**Goal of the exercise**
Give the lines between the one containing "substep-text: You may" and the one containing "substep-letter: C.: [102, 841, 135, 879]", inclusive, as a Markdown table with the columns No. and Entry, numbering each row and omitting any blank lines.

Annotated element listings
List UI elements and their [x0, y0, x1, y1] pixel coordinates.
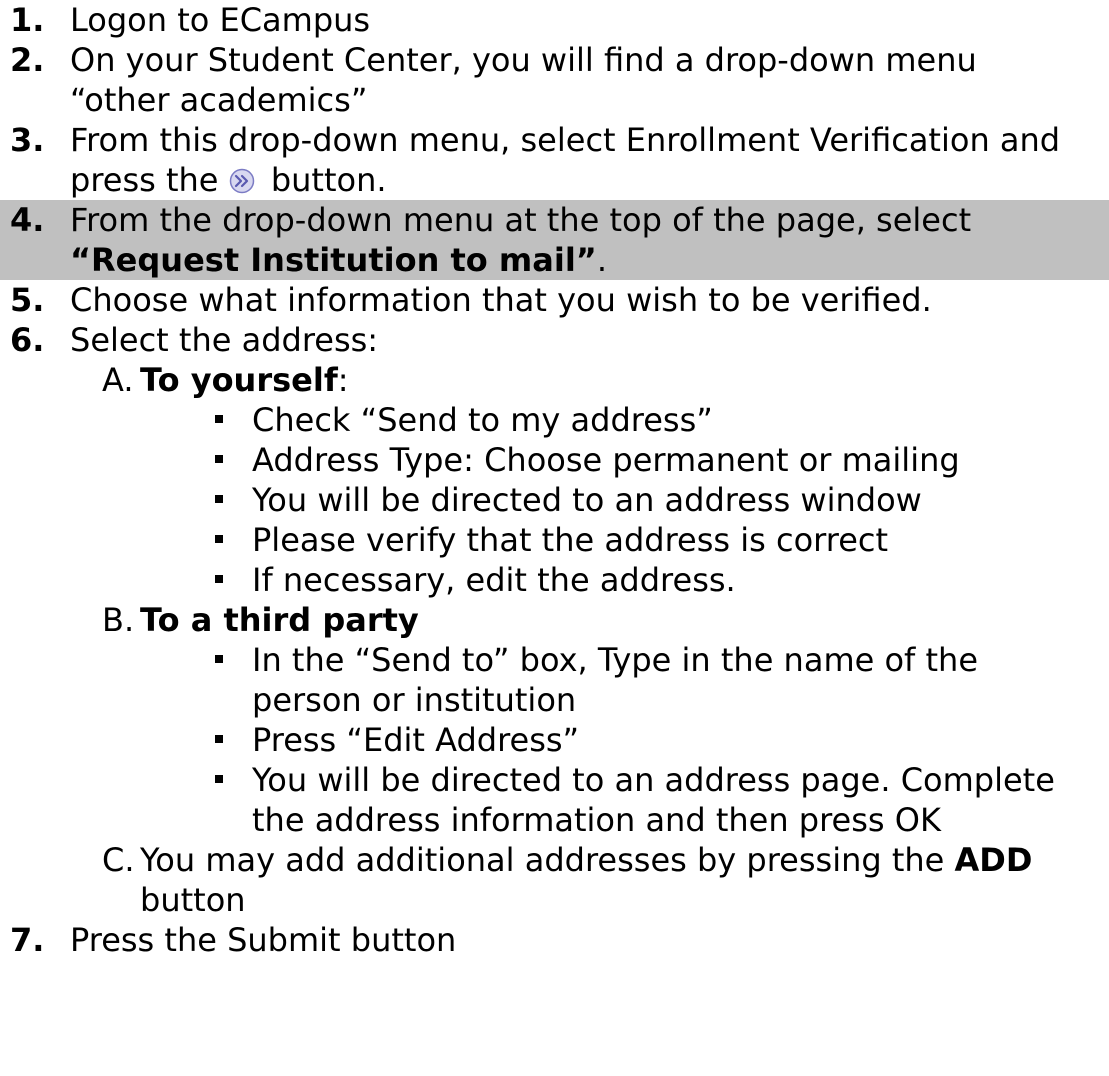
substep-text: You may add additional addresses by pres…: [140, 841, 945, 879]
bullet-text: Check “Send to my address”: [252, 401, 713, 439]
step-text: From the drop-down menu at the top of th…: [70, 201, 972, 239]
step-text: “other academics”: [70, 81, 368, 119]
step-1: 1. Logon to ECampus: [0, 0, 1109, 40]
bullet-text: If necessary, edit the address.: [252, 561, 736, 599]
substep-title-suffix: :: [337, 361, 349, 399]
bullet-text: You will be directed to an address page.…: [252, 761, 1055, 799]
bullet-text: Please verify that the address is correc…: [252, 521, 889, 559]
bullet-item: Address Type: Choose permanent or mailin…: [0, 440, 1109, 480]
substep-text: button: [140, 881, 246, 919]
double-chevron-right-icon: [229, 168, 254, 194]
step-text: press the: [70, 161, 219, 199]
bullet-item: If necessary, edit the address.: [0, 560, 1109, 600]
bullet-item: Press “Edit Address”: [0, 720, 1109, 760]
step-text-line: press the button.: [70, 160, 1109, 200]
square-bullet-icon: [215, 655, 223, 663]
substep-title: To a third party: [140, 601, 419, 639]
square-bullet-icon: [215, 735, 223, 743]
step-text: Select the address:: [70, 321, 379, 359]
step-text: On your Student Center, you will find a …: [70, 41, 977, 79]
step-number: 1.: [10, 1, 45, 39]
step-6: 6. Select the address:: [0, 320, 1109, 360]
square-bullet-icon: [215, 535, 223, 543]
bullet-text: the address information and then press O…: [252, 801, 941, 839]
step-text: Choose what information that you wish to…: [70, 281, 932, 319]
step-5: 5. Choose what information that you wish…: [0, 280, 1109, 320]
substep-letter: C.: [102, 841, 135, 879]
add-keyword: ADD: [954, 841, 1033, 879]
emphasis-text: “Request Institution to mail”: [70, 241, 597, 279]
bullet-item: You will be directed to an address windo…: [0, 480, 1109, 520]
step-number: 7.: [10, 921, 45, 959]
step-4-highlighted: 4. From the drop-down menu at the top of…: [0, 200, 1109, 280]
substep-a: A. To yourself:: [0, 360, 1109, 400]
square-bullet-icon: [215, 495, 223, 503]
instructions-document: 1. Logon to ECampus 2. On your Student C…: [0, 0, 1109, 960]
step-number: 4.: [10, 201, 45, 239]
bullet-text: Address Type: Choose permanent or mailin…: [252, 441, 960, 479]
bullet-item: In the “Send to” box, Type in the name o…: [0, 640, 1109, 720]
square-bullet-icon: [215, 415, 223, 423]
substep-c: C. You may add additional addresses by p…: [0, 840, 1109, 920]
square-bullet-icon: [215, 575, 223, 583]
bullet-text: person or institution: [252, 681, 577, 719]
step-text-line: “Request Institution to mail”.: [70, 240, 1109, 280]
step-text: Logon to ECampus: [70, 1, 371, 39]
bullet-text: In the “Send to” box, Type in the name o…: [252, 641, 978, 679]
bullet-item: Please verify that the address is correc…: [0, 520, 1109, 560]
square-bullet-icon: [215, 455, 223, 463]
substep-b: B. To a third party: [0, 600, 1109, 640]
substep-title: To yourself: [140, 361, 338, 399]
bullet-item: You will be directed to an address page.…: [0, 760, 1109, 840]
step-7: 7. Press the Submit button: [0, 920, 1109, 960]
step-2: 2. On your Student Center, you will find…: [0, 40, 1109, 120]
bullet-item: Check “Send to my address”: [0, 400, 1109, 440]
substep-a-bullets: Check “Send to my address” Address Type:…: [0, 400, 1109, 600]
step-text: From this drop-down menu, select Enrollm…: [70, 121, 1061, 159]
step-3: 3. From this drop-down menu, select Enro…: [0, 120, 1109, 200]
square-bullet-icon: [215, 775, 223, 783]
substep-letter: A.: [102, 361, 134, 399]
substep-text-line: You may add additional addresses by pres…: [140, 840, 1109, 880]
bullet-text: You will be directed to an address windo…: [252, 481, 922, 519]
bullet-text: Press “Edit Address”: [252, 721, 580, 759]
step-number: 6.: [10, 321, 45, 359]
step-text: .: [596, 241, 607, 279]
step-text: button.: [270, 161, 387, 199]
substep-letter: B.: [102, 601, 135, 639]
step-number: 2.: [10, 41, 45, 79]
substep-b-bullets: In the “Send to” box, Type in the name o…: [0, 640, 1109, 840]
step-number: 5.: [10, 281, 45, 319]
step-number: 3.: [10, 121, 45, 159]
step-text: Press the Submit button: [70, 921, 457, 959]
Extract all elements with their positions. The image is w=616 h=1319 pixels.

**Full output**
| No. | Entry |
|---|---|
| 1 | substep-text: You may add additional addresses by pres…: [140, 841, 945, 879] |
| 2 | bullet-text: Check “Send to my address”: [252, 401, 713, 439] |
| 3 | step-text: From the drop-down menu at the top of th…: [70, 201, 972, 239] |
| 4 | step-text: “other academics”: [70, 81, 368, 119] |
| 5 | step-1: 1. Logon to ECampus: [0, 0, 1109, 40] |
| 6 | bullet-text: If necessary, edit the address.: [252, 561, 736, 599] |
| 7 | substep-title-suffix: :: [337, 361, 349, 399] |
| 8 | bullet-text: You will be directed to an address page.…: [252, 761, 1055, 799] |
| 9 | bullet-text: Please verify that the address is correc…: [252, 521, 889, 559] |
| 10 | bullet-item: Address Type: Choose permanent or mailin…: [0, 440, 1109, 480] |
| 11 | substep-text: button: [140, 881, 246, 919] |
| 12 | double-chevron-right-icon: [229, 168, 254, 194] |
| 13 | step-text: press the: [70, 161, 219, 199] |
| 14 | bullet-item: If necessary, edit the address.: [0, 560, 1109, 600] |
| 15 | bullet-item: Press “Edit Address”: [0, 720, 1109, 760] |
| 16 | step-text-line: press the button.: [70, 160, 1109, 200] |
| 17 | square-bullet-icon: [215, 655, 223, 663] |
| 18 | substep-title: To a third party: [140, 601, 419, 639] |
| 19 | square-bullet-icon: [215, 735, 223, 743] |
| 20 | step-text: Select the address:: [70, 321, 379, 359] |
| 21 | step-text: On your Student Center, you will find a …: [70, 41, 977, 79] |
| 22 | step-number: 1.: [10, 1, 45, 39] |
| 23 | step-6: 6. Select the address:: [0, 320, 1109, 360] |
| 24 | square-bullet-icon: [215, 535, 223, 543] |
| 25 | bullet-text: the address information and then press O…: [252, 801, 941, 839] |
| 26 | step-text: Choose what information that you wish to…: [70, 281, 932, 319] |
| 27 | step-5: 5. Choose what information that you wish…: [0, 280, 1109, 320] |
| 28 | substep-letter: C.: [102, 841, 135, 879] |